— begin Text to read —

You can also find him on Medium at: https://anxiouspilot2.medium.com

Stalling: Why Letting Go is the Key to Regaining Lift

“The harder we try with the conscious will to do something, the less we shall succeed. Proficiency and results come only to those who have learned the paradoxical art of doing and not doing, or combining relaxation with activity.” 

– Aldous Huxley

“From birth, man carries the weight of gravity on his shoulders. He is bolted to the Earth. But man has only to sink beneath the surface and he is free.”

– Jacques Cousteau

Drown-Proofing 

When it comes to our psychology what’s happened is this.

Our hands and arms have been bound together, and we’ve been thrown into the deep end. The more we struggle, the faster we sink. The more we panic, the more oxygen we burn, the quicker we drown.

As it happens, this is something navy SEALs do as part of their bat-shit-crazy survival training. It’s called drown-proofing.

The trick to surviving drown-proofing is to let go. You must surrender in the face of death and allow yourself to sink to the bottom of the pool. From there, you lightly push off the pool floor to rise back to the surface. 

Finally, you take a big gulp of air before repeating the whole process over again.

The problem with drown-proofing (the reason so many cadets fail at it) is it’s completely counter-intuitive. It’s counter-intuitive for two major reasons.

— end Text to read —
— begin Excerpted records —

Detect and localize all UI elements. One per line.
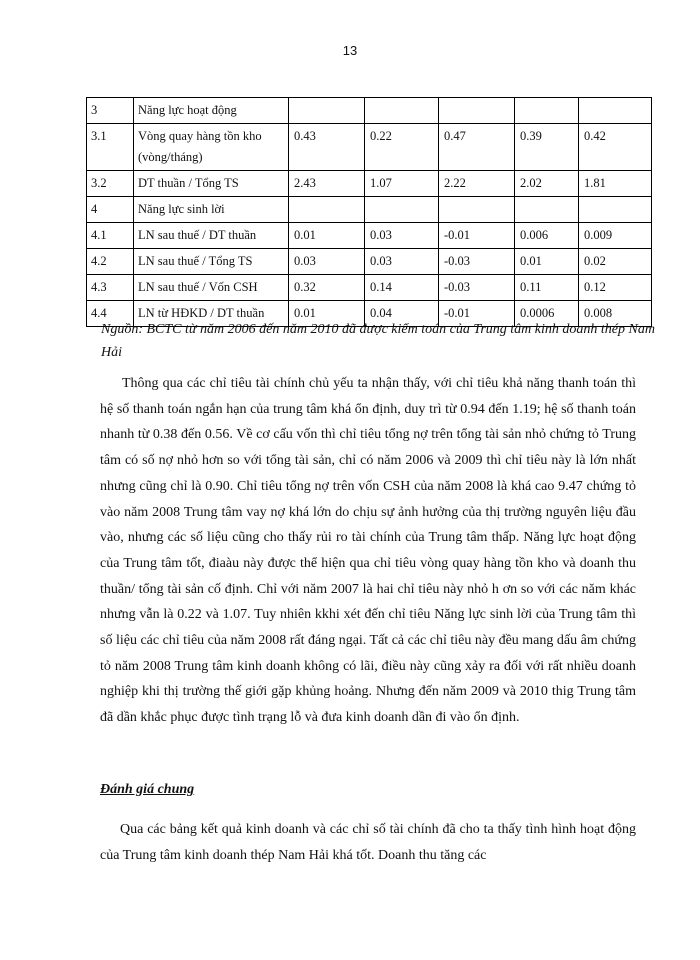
table-row [87, 124, 652, 171]
table-row [87, 249, 652, 275]
summary-paragraph: Qua các bảng kết quả kinh doanh và các chỉ số tài chính đã cho ta thấy tình hình hoạt động của Trung tâm kinh doanh thép Nam Hải khá tốt. Doanh thu tăng các [100, 822, 636, 863]
value-cell [439, 197, 515, 223]
value-cell: 0.0006 [515, 301, 579, 327]
financial-ratios-table [86, 97, 652, 327]
row-id-cell: 4.2 [87, 249, 134, 275]
value-cell: 0.04 [365, 301, 439, 327]
value-cell: -0.01 [439, 301, 515, 327]
value-cell: 0.22 [365, 124, 439, 171]
value-cell: 0.02 [579, 249, 652, 275]
value-cell: 0.008 [579, 301, 652, 327]
row-id-cell: 3.2 [87, 171, 134, 197]
value-cell [365, 98, 439, 124]
row-id-cell: 4 [87, 197, 134, 223]
value-cell: 0.009 [579, 223, 652, 249]
row-id-cell: 4.3 [87, 275, 134, 301]
table-row [87, 98, 652, 124]
value-cell [515, 197, 579, 223]
page-number: 13 [342, 43, 358, 58]
value-cell: 0.42 [579, 124, 652, 171]
value-cell [365, 197, 439, 223]
row-id-cell: 3.1 [87, 124, 134, 171]
value-cell: 0.32 [289, 275, 365, 301]
value-cell: 0.11 [515, 275, 579, 301]
value-cell: 0.01 [289, 301, 365, 327]
value-cell: -0.01 [439, 223, 515, 249]
analysis-paragraph: Thông qua các chỉ tiêu tài chính chủ yếu ta nhận thấy, với chỉ tiêu khả năng thanh toán thì hệ số thanh toán ngắn hạn của trung tâm khá ổn định, duy trì từ 0.94 đến 1.19; hệ số thanh toán nhanh từ 0.38 đến 0.56. Về cơ cấu vốn thì chỉ tiêu tổng nợ trên tổng tài sản nhỏ chứng tỏ Trung tâm có số nợ nhỏ hơn so với tổng tài sản, chỉ có năm 2006 và 2009 thì chỉ tiêu này là lớn nhất nhưng cũng chỉ là 0.90. Chỉ tiêu tổng nợ trên vốn CSH của năm 2008 là khá cao 9.47 chứng tỏ vào năm 2008 Trung tâm vay nợ khá lớn do chịu sự ảnh hưởng của thị trường nguyên liệu đầu vào, nhưng các số liệu cũng cho thấy rủi ro tài chính của Trung tâm thấp. Năng lực hoạt động của Trung tâm tốt, điaàu này được thể hiện qua chỉ tiêu vòng quay hàng tồn kho và doanh thu thuần/ tổng tài sản cố định. Chỉ với năm 2007 là hai chỉ tiêu này nhỏ h ơn so với các năm khác nhưng vẫn là 0.22 và 1.07. Tuy nhiên kkhi xét đến chỉ tiêu Năng lực sinh lời của Trung tâm thì số liệu các chỉ tiêu của năm 2008 rất đáng ngại. Tất cả các chỉ tiêu này đều mang dấu âm chứng tỏ năm 2008 Trung tâm kinh doanh không có lãi, điều này cũng xảy ra đối với rất nhiều doanh nghiệp khi thị trường thế giới gặp khủng hoảng. Nhưng đến năm 2009 và 2010 thig Trung tâm đã dần khắc phục được tình trạng lỗ và đưa kinh doanh dần đi vào ổn định. [100, 376, 637, 726]
value-cell [289, 98, 365, 124]
row-label-cell: DT thuần / Tổng TS [134, 171, 289, 197]
value-cell: 2.02 [515, 171, 579, 197]
value-cell: 0.006 [515, 223, 579, 249]
value-cell [289, 197, 365, 223]
value-cell [579, 197, 652, 223]
source-note: Nguồn: BCTC từ năm 2006 đến năm 2010 đã được kiểm toán của Trung tâm kinh doanh thép Nam Hải [101, 322, 655, 360]
row-label-cell: LN sau thuế / Tổng TS [134, 249, 289, 275]
value-cell: 0.43 [289, 124, 365, 171]
value-cell: 1.81 [579, 171, 652, 197]
table-row [87, 171, 652, 197]
row-id-cell: 3 [87, 98, 134, 124]
value-cell [579, 98, 652, 124]
table-row [87, 275, 652, 301]
value-cell: 0.12 [579, 275, 652, 301]
value-cell: 0.03 [365, 249, 439, 275]
table-row [87, 223, 652, 249]
row-id-cell: 4.4 [87, 301, 134, 327]
value-cell: 0.39 [515, 124, 579, 171]
value-cell: 0.47 [439, 124, 515, 171]
section-heading: Đánh giá chung [100, 782, 195, 797]
value-cell: 2.43 [289, 171, 365, 197]
value-cell: 0.01 [515, 249, 579, 275]
value-cell: 0.03 [289, 249, 365, 275]
value-cell: -0.03 [439, 249, 515, 275]
value-cell: 2.22 [439, 171, 515, 197]
row-label-cell: LN sau thuế / Vốn CSH [134, 275, 289, 301]
row-label-cell: LN từ HĐKD / DT thuần [134, 301, 289, 327]
value-cell [439, 98, 515, 124]
row-id-cell: 4.1 [87, 223, 134, 249]
value-cell: 1.07 [365, 171, 439, 197]
value-cell [515, 98, 579, 124]
value-cell: 0.14 [365, 275, 439, 301]
row-label-cell: LN sau thuế / DT thuần [134, 223, 289, 249]
value-cell: -0.03 [439, 275, 515, 301]
value-cell: 0.01 [289, 223, 365, 249]
value-cell: 0.03 [365, 223, 439, 249]
row-label-cell: Vòng quay hàng tồn kho (vòng/tháng) [134, 124, 289, 171]
table-row [87, 197, 652, 223]
row-label-cell: Năng lực sinh lời [134, 197, 289, 223]
row-label-cell: Năng lực hoạt động [134, 98, 289, 124]
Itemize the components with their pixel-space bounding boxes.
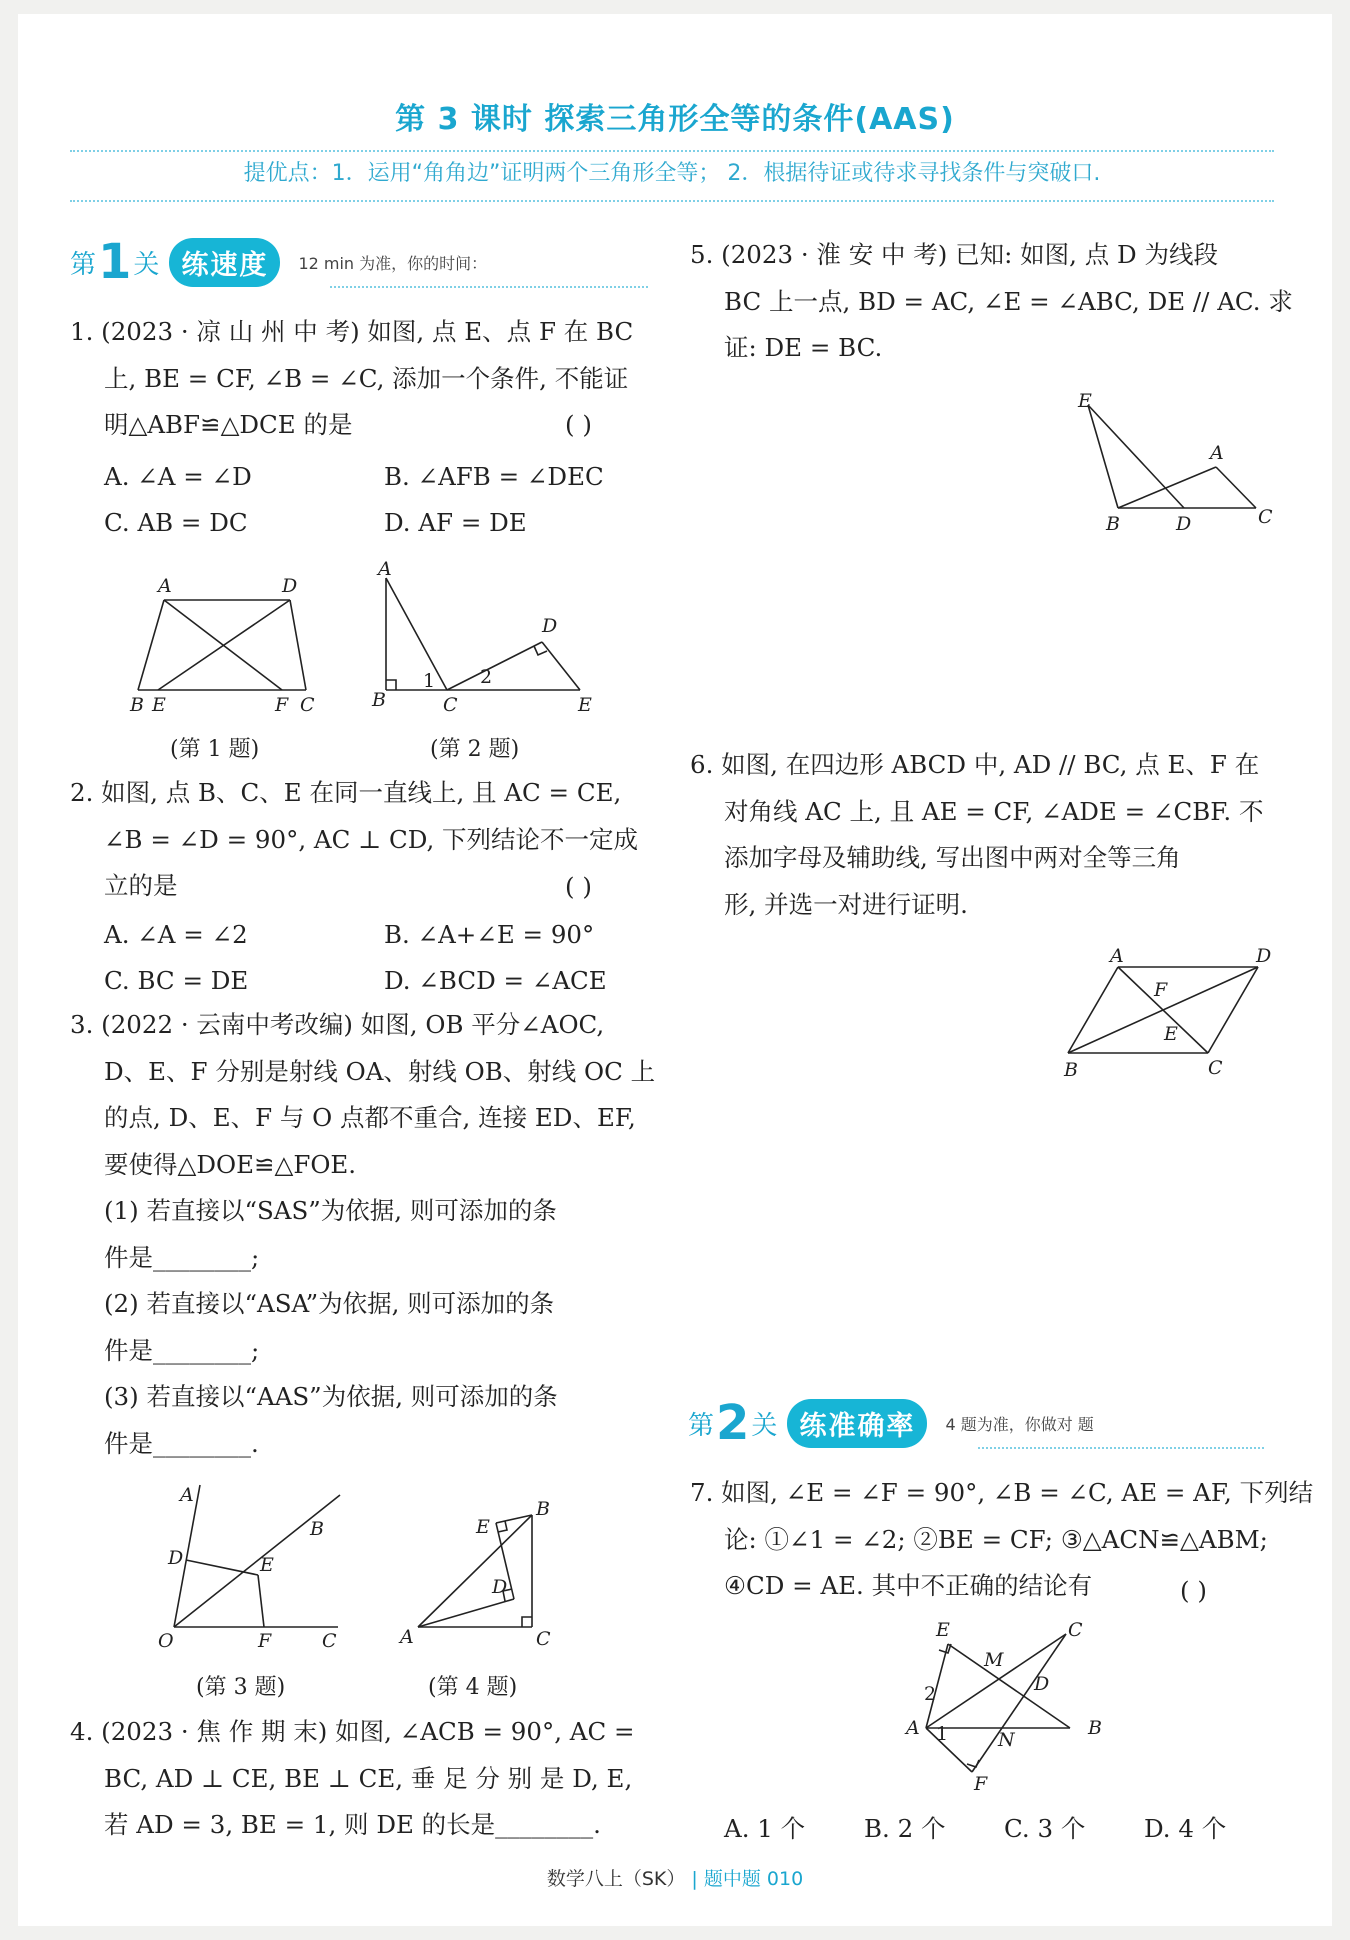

— end Excerpted records —

### Description of the task
Translate this sentence from the text on drown-proofing into Spanish: "From there, you lightly push off the pool floor to rise back to the surface."

### Expected answer
Desde allí, te impulsas suavemente desde el fondo de la piscina para volver a subir a la superficie.